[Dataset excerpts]
* START *
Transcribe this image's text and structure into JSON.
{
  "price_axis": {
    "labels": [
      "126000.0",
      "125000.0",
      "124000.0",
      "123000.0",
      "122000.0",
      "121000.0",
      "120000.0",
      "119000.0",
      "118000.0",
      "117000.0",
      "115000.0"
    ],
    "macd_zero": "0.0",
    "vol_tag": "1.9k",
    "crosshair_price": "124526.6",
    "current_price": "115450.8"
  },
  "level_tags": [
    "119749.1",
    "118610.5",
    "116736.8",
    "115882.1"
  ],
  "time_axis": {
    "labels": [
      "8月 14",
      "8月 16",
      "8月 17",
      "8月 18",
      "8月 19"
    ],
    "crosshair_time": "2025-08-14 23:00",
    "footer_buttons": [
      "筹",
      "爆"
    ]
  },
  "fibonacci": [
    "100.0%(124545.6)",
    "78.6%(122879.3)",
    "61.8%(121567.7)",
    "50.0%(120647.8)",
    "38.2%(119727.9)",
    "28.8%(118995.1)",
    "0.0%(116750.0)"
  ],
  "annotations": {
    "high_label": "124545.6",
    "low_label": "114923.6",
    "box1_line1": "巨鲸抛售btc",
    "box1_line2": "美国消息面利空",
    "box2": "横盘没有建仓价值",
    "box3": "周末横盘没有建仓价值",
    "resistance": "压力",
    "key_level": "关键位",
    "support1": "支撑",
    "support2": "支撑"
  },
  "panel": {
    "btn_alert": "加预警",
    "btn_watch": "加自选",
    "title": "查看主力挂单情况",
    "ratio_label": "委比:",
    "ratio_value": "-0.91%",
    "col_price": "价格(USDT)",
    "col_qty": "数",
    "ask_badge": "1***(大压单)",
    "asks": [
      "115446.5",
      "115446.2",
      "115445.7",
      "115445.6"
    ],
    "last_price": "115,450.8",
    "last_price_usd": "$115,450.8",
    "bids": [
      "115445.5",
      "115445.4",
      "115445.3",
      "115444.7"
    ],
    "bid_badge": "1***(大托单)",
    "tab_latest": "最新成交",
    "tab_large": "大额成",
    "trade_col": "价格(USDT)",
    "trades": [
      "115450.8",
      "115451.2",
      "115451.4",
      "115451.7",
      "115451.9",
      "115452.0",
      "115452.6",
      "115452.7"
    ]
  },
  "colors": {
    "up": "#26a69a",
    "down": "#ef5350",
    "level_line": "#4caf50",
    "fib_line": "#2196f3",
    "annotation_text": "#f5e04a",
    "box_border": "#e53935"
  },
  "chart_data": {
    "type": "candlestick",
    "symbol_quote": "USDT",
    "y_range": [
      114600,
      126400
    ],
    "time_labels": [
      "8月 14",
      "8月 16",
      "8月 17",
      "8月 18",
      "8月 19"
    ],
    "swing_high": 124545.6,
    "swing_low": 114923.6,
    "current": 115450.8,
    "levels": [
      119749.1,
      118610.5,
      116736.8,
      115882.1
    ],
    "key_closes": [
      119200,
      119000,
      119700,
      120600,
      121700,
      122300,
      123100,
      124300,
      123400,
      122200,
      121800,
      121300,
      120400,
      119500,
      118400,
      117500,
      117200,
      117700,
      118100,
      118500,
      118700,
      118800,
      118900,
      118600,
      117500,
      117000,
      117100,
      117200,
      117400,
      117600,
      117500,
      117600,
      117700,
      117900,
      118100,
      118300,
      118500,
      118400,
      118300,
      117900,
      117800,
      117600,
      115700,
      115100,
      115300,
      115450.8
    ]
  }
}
* END *
_Problem to solve_. From the records above, extract each line exactly as shown.

_Full response_.
Transcribe this image's text and structure into JSON.
{
  "price_axis": {
    "labels": [
      "126000.0",
      "125000.0",
      "124000.0",
      "123000.0",
      "122000.0",
      "121000.0",
      "120000.0",
      "119000.0",
      "118000.0",
      "117000.0",
      "115000.0"
    ],
    "macd_zero": "0.0",
    "vol_tag": "1.9k",
    "crosshair_price": "124526.6",
    "current_price": "115450.8"
  },
  "level_tags": [
    "119749.1",
    "118610.5",
    "116736.8",
    "115882.1"
  ],
  "time_axis": {
    "labels": [
      "8月 14",
      "8月 16",
      "8月 17",
      "8月 18",
      "8月 19"
    ],
    "crosshair_time": "2025-08-14 23:00",
    "footer_buttons": [
      "筹",
      "爆"
    ]
  },
  "fibonacci": [
    "100.0%(124545.6)",
    "78.6%(122879.3)",
    "61.8%(121567.7)",
    "50.0%(120647.8)",
    "38.2%(119727.9)",
    "28.8%(118995.1)",
    "0.0%(116750.0)"
  ],
  "annotations": {
    "high_label": "124545.6",
    "low_label": "114923.6",
    "box1_line1": "巨鲸抛售btc",
    "box1_line2": "美国消息面利空",
    "box2": "横盘没有建仓价值",
    "box3": "周末横盘没有建仓价值",
    "resistance": "压力",
    "key_level": "关键位",
    "support1": "支撑",
    "support2": "支撑"
  },
  "panel": {
    "btn_alert": "加预警",
    "btn_watch": "加自选",
    "title": "查看主力挂单情况",
    "ratio_label": "委比:",
    "ratio_value": "-0.91%",
    "col_price": "价格(USDT)",
    "col_qty": "数",
    "ask_badge": "1***(大压单)",
    "asks": [
      "115446.5",
      "115446.2",
      "115445.7",
      "115445.6"
    ],
    "last_price": "115,450.8",
    "last_price_usd": "$115,450.8",
    "bids": [
      "115445.5",
      "115445.4",
      "115445.3",
      "115444.7"
    ],
    "bid_badge": "1***(大托单)",
    "tab_latest": "最新成交",
    "tab_large": "大额成",
    "trade_col": "价格(USDT)",
    "trades": [
      "115450.8",
      "115451.2",
      "115451.4",
      "115451.7",
      "115451.9",
      "115452.0",
      "115452.6",
      "115452.7"
    ]
  },
  "colors": {
    "up": "#26a69a",
    "down": "#ef5350",
    "level_line": "#4caf50",
    "fib_line": "#2196f3",
    "annotation_text": "#f5e04a",
    "box_border": "#e53935"
  },
  "chart_data": {
    "type": "candlestick",
    "symbol_quote": "USDT",
    "y_range": [
      114600,
      126400
    ],
    "time_labels": [
      "8月 14",
      "8月 16",
      "8月 17",
      "8月 18",
      "8月 19"
    ],
    "swing_high": 124545.6,
    "swing_low": 114923.6,
    "current": 115450.8,
    "levels": [
      119749.1,
      118610.5,
      116736.8,
      115882.1
    ],
    "key_closes": [
      119200,
      119000,
      119700,
      120600,
      121700,
      122300,
      123100,
      124300,
      123400,
      122200,
      121800,
      121300,
      120400,
      119500,
      118400,
      117500,
      117200,
      117700,
      118100,
      118500,
      118700,
      118800,
      118900,
      118600,
      117500,
      117000,
      117100,
      117200,
      117400,
      117600,
      117500,
      117600,
      117700,
      117900,
      118100,
      118300,
      118500,
      118400,
      118300,
      117900,
      117800,
      117600,
      115700,
      115100,
      115300,
      115450.8
    ]
  }
}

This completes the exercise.